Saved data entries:
————————

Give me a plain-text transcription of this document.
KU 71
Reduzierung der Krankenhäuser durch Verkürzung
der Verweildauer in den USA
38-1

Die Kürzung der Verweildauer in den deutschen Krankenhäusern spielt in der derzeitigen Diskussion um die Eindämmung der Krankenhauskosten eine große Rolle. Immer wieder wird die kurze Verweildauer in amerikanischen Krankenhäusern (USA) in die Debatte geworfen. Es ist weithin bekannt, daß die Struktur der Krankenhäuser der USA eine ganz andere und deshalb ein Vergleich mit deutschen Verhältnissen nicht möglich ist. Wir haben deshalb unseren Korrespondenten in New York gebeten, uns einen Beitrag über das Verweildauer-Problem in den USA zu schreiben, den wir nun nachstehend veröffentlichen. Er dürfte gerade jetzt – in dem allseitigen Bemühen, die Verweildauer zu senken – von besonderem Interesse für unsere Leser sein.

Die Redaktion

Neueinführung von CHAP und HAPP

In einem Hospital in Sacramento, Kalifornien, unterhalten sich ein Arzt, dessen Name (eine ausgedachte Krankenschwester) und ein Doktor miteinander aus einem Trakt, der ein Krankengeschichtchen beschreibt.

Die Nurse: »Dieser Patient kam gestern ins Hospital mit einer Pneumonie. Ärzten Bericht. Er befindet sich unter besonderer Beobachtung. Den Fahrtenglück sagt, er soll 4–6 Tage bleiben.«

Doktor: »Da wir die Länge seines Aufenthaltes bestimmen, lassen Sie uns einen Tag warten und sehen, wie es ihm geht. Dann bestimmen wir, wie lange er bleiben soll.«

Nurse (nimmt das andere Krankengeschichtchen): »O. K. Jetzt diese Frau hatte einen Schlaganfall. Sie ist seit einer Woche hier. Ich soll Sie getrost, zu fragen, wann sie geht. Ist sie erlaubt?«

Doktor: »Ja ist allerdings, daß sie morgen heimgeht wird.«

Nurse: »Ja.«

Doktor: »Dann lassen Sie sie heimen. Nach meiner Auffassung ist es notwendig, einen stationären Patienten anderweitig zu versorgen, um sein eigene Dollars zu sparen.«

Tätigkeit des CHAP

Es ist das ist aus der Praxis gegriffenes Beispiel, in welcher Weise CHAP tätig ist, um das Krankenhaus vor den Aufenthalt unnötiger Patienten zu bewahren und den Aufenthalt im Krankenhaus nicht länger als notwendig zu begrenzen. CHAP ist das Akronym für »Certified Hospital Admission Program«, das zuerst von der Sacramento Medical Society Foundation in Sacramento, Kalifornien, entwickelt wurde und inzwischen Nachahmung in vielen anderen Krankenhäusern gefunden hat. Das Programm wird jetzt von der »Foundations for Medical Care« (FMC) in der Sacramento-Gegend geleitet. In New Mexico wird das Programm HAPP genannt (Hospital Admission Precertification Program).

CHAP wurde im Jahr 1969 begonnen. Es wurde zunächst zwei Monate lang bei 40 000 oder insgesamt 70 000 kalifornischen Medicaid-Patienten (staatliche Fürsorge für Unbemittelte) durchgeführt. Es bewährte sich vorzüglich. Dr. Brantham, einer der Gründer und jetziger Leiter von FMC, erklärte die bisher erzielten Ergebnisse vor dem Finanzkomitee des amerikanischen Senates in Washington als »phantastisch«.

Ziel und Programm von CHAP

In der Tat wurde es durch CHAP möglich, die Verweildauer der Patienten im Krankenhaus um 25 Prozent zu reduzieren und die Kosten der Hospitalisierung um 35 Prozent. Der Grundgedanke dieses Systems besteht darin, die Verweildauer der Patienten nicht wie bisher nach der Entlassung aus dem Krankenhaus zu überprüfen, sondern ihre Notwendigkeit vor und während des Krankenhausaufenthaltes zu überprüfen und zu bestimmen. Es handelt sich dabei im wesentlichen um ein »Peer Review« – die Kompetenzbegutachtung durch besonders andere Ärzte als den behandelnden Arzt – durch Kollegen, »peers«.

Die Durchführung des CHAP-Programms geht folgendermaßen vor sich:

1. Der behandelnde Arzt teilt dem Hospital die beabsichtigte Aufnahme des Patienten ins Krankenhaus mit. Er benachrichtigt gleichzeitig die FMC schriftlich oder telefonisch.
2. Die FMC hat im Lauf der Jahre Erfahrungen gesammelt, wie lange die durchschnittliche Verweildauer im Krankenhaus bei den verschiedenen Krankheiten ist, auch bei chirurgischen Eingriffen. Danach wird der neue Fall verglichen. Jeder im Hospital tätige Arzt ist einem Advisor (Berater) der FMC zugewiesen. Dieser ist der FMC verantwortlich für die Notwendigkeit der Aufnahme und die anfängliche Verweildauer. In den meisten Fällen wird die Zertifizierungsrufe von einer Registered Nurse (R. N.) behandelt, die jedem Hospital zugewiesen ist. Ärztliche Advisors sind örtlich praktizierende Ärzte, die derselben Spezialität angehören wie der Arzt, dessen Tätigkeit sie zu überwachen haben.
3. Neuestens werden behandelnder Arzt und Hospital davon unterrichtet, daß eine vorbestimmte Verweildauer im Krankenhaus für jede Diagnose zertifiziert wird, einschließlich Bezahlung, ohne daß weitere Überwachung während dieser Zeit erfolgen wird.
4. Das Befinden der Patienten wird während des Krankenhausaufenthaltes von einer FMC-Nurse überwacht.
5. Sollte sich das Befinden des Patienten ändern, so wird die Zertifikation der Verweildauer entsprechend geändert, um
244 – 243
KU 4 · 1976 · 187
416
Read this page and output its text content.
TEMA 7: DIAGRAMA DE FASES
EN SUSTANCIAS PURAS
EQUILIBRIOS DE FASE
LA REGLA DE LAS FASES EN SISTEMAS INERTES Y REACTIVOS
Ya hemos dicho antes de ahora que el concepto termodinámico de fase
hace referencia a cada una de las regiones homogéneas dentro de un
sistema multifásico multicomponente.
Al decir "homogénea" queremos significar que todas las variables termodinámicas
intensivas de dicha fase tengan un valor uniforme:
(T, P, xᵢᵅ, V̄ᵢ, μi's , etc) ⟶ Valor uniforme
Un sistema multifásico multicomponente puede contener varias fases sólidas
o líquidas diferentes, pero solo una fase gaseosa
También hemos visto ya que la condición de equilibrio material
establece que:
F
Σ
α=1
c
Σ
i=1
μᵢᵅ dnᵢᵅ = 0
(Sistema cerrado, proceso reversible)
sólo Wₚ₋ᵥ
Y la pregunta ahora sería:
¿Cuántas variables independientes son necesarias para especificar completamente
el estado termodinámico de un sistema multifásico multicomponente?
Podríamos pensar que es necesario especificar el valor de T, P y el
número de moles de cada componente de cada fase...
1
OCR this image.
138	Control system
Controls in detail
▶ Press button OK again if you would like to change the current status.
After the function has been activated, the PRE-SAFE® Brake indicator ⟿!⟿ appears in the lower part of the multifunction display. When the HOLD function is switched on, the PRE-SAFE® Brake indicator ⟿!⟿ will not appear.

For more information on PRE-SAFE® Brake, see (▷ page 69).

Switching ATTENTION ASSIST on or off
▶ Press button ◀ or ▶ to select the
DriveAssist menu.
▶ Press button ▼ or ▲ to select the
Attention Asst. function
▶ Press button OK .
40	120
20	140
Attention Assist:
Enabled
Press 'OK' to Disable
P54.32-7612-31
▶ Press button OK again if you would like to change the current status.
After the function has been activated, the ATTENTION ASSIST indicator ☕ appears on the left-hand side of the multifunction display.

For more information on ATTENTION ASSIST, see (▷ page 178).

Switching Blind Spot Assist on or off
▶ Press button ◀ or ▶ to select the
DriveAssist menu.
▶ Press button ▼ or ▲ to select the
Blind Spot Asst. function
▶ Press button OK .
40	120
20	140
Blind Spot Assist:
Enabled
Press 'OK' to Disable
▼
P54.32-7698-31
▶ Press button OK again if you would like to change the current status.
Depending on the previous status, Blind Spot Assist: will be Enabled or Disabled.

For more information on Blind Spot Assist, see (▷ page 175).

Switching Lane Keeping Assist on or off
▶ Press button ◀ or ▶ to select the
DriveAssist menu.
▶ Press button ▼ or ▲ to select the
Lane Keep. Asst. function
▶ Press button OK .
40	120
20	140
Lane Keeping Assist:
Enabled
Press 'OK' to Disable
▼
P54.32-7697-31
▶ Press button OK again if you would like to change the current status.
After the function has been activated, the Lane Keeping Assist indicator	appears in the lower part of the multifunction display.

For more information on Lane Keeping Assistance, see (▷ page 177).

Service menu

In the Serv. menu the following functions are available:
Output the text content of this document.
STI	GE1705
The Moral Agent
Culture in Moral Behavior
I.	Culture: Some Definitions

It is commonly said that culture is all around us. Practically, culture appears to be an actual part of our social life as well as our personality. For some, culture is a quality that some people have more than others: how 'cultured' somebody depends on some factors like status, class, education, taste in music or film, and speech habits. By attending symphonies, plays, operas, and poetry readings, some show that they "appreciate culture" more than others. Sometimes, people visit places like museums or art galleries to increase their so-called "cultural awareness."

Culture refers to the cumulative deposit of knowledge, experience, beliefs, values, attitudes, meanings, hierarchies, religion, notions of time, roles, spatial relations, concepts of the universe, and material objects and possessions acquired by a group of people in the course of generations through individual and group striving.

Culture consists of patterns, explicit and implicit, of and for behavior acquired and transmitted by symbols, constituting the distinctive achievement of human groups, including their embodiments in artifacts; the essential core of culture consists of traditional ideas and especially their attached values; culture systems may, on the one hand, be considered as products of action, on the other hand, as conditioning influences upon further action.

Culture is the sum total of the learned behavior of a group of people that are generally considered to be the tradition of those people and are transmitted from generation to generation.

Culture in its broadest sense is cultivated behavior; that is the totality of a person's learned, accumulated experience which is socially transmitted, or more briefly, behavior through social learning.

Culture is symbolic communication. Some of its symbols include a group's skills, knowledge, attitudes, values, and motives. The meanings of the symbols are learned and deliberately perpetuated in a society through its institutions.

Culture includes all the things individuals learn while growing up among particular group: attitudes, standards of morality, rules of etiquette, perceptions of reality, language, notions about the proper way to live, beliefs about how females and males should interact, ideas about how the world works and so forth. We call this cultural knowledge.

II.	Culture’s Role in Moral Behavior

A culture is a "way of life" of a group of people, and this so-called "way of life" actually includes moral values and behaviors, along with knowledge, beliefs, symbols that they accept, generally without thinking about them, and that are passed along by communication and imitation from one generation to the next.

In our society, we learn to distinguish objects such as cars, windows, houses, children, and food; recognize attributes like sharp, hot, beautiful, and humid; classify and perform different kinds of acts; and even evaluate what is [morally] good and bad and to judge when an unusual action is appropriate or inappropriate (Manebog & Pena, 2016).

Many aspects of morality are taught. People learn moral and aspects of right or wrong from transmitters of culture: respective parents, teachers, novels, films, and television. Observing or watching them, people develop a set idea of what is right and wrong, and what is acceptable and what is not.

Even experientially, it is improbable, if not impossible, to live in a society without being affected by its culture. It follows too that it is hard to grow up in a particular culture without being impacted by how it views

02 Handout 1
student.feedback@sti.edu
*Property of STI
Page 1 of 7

————————

Read the data above and pull out each line that holds the string "especificar".

_The result_
¿Cuántas variables independientes son necesarias para especificar completamente
Podríamos pensar que es necesario especificar el valor de T, P y el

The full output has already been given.